▶ _MATERIAL PROVIDED_
• • • • • • •

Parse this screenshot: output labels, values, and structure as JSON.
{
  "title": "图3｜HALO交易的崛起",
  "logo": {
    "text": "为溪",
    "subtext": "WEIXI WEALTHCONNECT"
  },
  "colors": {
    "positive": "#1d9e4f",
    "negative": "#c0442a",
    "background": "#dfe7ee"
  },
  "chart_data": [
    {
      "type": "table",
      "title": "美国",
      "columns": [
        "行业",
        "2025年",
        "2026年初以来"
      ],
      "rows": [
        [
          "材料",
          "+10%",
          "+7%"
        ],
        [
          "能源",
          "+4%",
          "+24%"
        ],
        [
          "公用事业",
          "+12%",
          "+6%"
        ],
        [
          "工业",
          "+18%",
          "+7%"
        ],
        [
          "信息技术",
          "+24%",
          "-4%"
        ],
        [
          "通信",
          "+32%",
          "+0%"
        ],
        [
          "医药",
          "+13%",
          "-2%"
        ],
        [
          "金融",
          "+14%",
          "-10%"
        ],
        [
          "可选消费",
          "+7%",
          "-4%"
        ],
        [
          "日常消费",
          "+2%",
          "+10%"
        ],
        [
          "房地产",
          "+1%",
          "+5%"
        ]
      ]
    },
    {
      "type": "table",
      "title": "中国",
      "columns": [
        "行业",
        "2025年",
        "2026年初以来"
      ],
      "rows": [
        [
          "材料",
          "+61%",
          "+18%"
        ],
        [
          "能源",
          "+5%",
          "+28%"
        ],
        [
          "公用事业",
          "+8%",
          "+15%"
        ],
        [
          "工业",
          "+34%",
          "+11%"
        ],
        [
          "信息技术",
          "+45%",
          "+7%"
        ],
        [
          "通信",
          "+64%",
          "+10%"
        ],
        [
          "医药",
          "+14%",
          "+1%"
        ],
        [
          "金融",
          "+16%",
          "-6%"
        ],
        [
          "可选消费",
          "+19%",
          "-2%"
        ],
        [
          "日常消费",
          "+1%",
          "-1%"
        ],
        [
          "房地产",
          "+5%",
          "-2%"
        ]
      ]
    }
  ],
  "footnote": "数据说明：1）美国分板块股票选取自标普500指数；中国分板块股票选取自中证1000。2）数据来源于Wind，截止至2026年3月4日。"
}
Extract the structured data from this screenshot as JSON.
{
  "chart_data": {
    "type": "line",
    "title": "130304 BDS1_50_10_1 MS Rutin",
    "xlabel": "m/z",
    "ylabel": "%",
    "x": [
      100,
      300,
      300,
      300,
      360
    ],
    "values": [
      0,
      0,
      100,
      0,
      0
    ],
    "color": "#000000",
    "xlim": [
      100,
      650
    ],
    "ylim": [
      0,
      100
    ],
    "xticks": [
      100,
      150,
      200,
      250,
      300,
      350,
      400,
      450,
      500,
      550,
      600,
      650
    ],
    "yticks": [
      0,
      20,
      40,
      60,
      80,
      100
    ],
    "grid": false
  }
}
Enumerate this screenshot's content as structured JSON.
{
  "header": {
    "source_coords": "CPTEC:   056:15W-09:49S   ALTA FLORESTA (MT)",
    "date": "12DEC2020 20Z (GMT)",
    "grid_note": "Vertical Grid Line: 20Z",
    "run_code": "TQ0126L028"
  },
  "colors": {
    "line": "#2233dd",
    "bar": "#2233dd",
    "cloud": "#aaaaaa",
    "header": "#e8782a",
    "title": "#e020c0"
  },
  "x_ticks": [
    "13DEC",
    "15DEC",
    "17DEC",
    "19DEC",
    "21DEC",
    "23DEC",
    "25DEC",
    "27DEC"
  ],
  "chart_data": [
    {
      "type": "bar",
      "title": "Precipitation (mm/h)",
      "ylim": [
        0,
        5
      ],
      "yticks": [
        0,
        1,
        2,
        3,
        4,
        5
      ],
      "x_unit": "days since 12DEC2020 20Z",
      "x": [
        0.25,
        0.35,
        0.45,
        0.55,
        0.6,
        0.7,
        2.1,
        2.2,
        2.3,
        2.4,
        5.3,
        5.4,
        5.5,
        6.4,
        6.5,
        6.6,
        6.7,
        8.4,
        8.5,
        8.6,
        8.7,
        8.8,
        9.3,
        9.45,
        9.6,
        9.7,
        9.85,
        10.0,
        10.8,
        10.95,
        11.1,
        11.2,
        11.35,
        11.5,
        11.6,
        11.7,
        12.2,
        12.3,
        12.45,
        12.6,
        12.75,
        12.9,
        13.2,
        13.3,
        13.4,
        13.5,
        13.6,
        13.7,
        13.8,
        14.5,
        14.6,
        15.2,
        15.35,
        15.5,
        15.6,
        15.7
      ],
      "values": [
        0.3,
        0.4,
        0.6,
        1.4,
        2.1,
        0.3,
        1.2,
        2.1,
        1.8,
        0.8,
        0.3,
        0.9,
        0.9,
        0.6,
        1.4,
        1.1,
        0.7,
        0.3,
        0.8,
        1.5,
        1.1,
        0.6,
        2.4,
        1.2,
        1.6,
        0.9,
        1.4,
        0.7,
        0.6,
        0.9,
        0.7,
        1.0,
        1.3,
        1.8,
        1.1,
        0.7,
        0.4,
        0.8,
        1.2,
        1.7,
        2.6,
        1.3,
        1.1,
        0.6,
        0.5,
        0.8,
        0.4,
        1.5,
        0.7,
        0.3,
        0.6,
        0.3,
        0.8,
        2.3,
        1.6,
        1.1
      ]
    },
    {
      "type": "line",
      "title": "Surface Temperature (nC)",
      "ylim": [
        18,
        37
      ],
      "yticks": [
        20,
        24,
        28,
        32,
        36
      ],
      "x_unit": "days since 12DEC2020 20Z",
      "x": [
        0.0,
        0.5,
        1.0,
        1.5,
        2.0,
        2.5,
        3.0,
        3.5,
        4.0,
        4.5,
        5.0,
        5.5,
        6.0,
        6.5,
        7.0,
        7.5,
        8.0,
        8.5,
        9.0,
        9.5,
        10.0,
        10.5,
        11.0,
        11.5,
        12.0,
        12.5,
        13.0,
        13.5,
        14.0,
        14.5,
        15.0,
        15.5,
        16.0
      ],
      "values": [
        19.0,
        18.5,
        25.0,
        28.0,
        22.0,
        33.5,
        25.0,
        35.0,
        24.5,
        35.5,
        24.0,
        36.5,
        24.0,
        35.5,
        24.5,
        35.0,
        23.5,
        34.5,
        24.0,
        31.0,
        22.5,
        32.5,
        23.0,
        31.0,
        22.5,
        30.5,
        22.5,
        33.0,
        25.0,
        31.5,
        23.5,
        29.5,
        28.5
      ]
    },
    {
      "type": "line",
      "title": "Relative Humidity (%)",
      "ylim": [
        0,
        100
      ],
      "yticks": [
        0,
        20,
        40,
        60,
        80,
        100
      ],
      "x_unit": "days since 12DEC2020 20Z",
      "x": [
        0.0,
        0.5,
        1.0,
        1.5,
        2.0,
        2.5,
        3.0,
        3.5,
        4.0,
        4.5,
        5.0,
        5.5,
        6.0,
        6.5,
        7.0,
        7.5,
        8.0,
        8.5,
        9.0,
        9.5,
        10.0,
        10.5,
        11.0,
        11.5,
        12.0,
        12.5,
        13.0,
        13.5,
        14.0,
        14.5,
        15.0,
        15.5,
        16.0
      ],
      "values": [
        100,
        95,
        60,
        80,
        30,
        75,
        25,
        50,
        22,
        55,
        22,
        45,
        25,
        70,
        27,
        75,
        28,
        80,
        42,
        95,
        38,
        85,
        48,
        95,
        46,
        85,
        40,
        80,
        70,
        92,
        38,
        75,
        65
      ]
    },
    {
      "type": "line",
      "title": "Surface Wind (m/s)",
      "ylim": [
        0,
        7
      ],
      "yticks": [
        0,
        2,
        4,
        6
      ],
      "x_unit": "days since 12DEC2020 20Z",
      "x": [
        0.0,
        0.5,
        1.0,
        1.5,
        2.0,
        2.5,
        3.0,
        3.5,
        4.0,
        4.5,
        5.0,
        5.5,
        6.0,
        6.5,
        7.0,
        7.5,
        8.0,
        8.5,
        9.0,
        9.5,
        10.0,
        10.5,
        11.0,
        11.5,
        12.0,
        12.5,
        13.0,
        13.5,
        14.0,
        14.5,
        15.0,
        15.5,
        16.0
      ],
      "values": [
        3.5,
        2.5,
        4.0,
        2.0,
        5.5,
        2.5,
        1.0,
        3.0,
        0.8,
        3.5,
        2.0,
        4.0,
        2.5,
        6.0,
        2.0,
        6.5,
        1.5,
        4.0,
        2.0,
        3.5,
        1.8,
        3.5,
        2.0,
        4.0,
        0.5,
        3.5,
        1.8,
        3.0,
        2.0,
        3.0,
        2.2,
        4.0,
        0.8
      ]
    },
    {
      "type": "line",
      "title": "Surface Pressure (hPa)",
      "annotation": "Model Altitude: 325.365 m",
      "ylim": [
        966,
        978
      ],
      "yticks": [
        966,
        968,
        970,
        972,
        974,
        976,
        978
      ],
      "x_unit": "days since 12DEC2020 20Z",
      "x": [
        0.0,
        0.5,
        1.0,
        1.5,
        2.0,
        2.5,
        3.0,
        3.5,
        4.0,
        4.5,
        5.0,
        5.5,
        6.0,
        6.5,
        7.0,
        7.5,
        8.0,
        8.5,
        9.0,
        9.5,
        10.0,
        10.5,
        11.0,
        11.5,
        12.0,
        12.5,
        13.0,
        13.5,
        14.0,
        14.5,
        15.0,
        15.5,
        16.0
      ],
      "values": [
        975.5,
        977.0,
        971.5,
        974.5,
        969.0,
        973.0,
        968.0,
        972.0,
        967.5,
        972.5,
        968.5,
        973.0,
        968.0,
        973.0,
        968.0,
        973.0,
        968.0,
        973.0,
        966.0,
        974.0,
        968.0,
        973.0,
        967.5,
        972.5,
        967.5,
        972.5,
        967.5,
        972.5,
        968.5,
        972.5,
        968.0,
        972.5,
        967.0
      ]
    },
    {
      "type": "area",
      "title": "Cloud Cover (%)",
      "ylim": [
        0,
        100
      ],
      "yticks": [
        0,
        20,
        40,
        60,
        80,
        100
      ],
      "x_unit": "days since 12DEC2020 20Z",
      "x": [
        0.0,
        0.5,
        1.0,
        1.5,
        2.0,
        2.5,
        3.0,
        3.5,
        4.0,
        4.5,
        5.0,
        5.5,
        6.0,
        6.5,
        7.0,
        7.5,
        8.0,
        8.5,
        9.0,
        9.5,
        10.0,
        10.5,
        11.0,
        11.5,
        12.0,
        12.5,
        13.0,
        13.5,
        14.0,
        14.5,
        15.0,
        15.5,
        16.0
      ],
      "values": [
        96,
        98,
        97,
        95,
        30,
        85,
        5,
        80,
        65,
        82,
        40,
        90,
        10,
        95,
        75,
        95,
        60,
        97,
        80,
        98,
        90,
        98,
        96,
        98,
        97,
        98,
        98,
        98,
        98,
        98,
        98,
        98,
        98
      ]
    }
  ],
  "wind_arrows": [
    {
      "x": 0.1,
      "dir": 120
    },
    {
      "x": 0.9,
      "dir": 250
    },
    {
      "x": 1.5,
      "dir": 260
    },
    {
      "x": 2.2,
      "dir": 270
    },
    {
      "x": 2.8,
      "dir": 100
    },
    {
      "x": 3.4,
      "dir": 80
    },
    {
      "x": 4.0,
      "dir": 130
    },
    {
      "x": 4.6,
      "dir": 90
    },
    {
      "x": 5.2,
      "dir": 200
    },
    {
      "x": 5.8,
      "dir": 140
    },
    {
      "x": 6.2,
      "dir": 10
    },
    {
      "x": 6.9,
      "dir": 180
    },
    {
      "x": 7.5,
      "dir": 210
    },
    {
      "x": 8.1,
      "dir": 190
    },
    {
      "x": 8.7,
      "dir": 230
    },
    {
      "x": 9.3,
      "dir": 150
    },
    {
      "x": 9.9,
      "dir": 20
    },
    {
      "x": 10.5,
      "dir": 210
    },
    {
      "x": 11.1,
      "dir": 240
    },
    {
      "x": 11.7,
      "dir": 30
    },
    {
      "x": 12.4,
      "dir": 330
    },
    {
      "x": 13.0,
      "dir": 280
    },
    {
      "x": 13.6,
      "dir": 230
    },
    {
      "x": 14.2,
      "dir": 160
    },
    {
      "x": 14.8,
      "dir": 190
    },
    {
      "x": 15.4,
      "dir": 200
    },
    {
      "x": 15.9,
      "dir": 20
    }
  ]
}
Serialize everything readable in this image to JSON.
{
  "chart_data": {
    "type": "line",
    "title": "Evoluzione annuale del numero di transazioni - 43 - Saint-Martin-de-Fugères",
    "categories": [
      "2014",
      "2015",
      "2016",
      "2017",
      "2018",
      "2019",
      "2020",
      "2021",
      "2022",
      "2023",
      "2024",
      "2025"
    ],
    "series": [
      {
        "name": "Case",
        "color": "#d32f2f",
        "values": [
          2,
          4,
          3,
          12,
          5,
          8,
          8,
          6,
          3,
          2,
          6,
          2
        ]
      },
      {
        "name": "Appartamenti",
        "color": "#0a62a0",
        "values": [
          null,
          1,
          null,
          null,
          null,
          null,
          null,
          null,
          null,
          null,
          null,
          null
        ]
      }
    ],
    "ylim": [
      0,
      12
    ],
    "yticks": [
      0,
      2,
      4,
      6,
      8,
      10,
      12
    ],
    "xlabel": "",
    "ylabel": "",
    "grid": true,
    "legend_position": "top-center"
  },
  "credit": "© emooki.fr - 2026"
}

• • • • • • •

▶ _EXERCISE PROMPT_
Check every line of the data above for the string "this", and copy those that have it.

▶ _OUTPUT_
Parse this screenshot: output labels, values, and structure as JSON.
Extract the structured data from this screenshot as JSON.
Enumerate this screenshot's content as structured JSON.
Serialize everything readable in this image to JSON.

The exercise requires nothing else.